**Excerpted data:**
*-*-*
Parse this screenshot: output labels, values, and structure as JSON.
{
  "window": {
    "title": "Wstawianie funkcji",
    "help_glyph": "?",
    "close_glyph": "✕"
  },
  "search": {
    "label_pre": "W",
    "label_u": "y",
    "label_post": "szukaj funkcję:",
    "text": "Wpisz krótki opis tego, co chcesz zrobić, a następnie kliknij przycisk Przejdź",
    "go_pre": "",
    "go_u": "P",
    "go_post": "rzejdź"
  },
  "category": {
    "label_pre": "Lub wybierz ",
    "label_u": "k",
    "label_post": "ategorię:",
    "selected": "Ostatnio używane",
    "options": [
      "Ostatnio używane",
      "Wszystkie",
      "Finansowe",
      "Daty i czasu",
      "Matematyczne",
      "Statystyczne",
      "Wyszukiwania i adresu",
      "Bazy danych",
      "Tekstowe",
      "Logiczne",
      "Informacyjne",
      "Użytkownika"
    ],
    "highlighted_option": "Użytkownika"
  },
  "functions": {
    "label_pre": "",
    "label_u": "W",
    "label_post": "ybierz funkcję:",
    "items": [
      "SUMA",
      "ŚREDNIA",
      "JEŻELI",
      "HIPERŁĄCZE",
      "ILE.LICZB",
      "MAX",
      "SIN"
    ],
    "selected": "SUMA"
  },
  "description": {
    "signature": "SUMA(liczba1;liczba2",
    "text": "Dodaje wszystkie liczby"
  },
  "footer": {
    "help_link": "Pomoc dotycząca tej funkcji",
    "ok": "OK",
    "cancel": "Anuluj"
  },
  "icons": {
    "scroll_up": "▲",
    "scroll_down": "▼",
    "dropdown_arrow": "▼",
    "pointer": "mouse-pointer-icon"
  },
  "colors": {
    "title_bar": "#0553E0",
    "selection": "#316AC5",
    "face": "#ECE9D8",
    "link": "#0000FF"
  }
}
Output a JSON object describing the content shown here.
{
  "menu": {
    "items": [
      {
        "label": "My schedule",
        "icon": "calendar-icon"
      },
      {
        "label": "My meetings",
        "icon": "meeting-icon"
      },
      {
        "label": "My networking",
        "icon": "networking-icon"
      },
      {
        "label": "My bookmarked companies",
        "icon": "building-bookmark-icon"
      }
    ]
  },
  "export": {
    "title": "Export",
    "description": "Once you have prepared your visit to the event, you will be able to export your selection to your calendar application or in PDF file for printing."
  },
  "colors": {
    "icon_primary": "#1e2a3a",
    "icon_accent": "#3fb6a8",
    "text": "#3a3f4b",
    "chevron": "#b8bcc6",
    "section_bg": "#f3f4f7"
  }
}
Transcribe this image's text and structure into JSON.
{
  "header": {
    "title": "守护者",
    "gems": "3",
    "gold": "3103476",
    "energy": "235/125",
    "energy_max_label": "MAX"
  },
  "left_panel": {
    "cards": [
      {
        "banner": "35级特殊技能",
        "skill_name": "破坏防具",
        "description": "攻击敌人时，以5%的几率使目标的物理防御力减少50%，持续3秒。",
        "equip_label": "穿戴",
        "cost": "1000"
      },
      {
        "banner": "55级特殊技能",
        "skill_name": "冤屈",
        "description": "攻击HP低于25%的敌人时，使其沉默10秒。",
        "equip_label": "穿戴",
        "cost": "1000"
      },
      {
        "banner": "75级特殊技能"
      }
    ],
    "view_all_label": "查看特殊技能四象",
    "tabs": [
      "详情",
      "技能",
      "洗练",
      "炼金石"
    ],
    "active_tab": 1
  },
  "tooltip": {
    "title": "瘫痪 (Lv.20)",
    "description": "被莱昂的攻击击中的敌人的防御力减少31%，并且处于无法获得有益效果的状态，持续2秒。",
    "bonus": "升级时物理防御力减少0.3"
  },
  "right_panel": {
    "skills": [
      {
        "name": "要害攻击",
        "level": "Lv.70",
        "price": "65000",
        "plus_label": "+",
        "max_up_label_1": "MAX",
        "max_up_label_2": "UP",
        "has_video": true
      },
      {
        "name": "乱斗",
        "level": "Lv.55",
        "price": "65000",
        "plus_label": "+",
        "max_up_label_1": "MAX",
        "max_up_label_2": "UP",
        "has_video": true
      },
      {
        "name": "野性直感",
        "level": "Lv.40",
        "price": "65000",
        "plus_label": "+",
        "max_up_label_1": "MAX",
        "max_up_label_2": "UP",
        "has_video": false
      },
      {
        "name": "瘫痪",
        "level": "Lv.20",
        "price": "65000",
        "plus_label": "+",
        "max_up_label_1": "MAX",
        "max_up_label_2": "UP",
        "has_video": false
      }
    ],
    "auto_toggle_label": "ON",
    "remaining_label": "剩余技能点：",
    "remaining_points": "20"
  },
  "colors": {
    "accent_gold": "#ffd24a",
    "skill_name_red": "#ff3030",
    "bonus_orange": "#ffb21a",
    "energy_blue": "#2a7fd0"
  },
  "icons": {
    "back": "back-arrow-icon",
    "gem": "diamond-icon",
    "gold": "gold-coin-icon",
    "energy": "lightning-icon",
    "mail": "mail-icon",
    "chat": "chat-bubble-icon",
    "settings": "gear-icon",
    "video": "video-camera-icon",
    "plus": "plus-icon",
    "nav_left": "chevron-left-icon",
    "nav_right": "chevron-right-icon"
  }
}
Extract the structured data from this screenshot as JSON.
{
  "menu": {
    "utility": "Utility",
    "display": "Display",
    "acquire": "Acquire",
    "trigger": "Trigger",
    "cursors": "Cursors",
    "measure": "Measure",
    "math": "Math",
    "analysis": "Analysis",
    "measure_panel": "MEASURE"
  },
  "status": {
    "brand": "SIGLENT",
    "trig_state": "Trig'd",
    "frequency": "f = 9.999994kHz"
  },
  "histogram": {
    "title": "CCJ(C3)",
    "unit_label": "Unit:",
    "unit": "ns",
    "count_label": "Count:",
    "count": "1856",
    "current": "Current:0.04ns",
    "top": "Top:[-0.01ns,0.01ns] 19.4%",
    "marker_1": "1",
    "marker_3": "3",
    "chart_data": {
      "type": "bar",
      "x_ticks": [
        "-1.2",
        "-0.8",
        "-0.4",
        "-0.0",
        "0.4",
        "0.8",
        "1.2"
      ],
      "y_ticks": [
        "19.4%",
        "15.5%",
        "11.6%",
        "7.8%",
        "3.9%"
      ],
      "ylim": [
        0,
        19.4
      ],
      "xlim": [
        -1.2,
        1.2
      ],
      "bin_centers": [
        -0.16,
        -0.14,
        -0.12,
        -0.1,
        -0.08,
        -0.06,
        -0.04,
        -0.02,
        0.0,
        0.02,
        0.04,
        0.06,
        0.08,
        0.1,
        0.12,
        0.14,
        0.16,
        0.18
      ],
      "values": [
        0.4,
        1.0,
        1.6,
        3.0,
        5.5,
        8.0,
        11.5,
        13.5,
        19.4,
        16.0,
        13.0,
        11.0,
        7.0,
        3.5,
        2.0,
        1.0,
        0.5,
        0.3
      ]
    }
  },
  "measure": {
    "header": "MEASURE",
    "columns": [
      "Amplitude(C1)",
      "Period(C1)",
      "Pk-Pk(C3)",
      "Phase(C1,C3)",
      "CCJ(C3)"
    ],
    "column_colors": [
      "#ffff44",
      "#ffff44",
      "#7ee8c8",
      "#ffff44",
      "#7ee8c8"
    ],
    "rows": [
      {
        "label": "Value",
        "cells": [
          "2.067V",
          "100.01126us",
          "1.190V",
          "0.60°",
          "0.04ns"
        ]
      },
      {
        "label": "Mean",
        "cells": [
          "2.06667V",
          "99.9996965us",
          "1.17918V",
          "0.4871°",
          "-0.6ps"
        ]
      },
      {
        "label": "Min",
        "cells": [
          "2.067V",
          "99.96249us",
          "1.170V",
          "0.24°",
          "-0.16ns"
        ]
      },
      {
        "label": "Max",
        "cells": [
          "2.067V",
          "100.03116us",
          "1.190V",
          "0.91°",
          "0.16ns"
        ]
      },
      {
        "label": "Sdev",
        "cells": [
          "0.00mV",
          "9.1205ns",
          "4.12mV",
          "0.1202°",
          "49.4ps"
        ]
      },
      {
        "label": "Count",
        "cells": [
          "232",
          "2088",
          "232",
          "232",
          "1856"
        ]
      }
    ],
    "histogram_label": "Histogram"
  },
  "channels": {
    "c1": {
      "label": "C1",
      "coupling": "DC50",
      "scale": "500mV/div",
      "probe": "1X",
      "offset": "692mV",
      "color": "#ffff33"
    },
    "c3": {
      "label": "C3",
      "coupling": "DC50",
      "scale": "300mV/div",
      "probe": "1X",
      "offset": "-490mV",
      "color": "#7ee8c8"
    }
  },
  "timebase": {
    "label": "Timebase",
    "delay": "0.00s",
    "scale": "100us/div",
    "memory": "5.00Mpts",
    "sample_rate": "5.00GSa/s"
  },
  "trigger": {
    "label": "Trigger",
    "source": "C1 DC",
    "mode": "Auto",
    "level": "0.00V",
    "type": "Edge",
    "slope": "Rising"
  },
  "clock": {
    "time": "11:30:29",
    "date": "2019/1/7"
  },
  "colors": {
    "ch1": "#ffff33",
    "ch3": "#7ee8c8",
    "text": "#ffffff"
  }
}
*-*-*
**Set task:** Using the records above, select and copy every line that has the word "values".

**Correct output:**
Parse this screenshot: output labels, values, and structure as JSON.
      "values": [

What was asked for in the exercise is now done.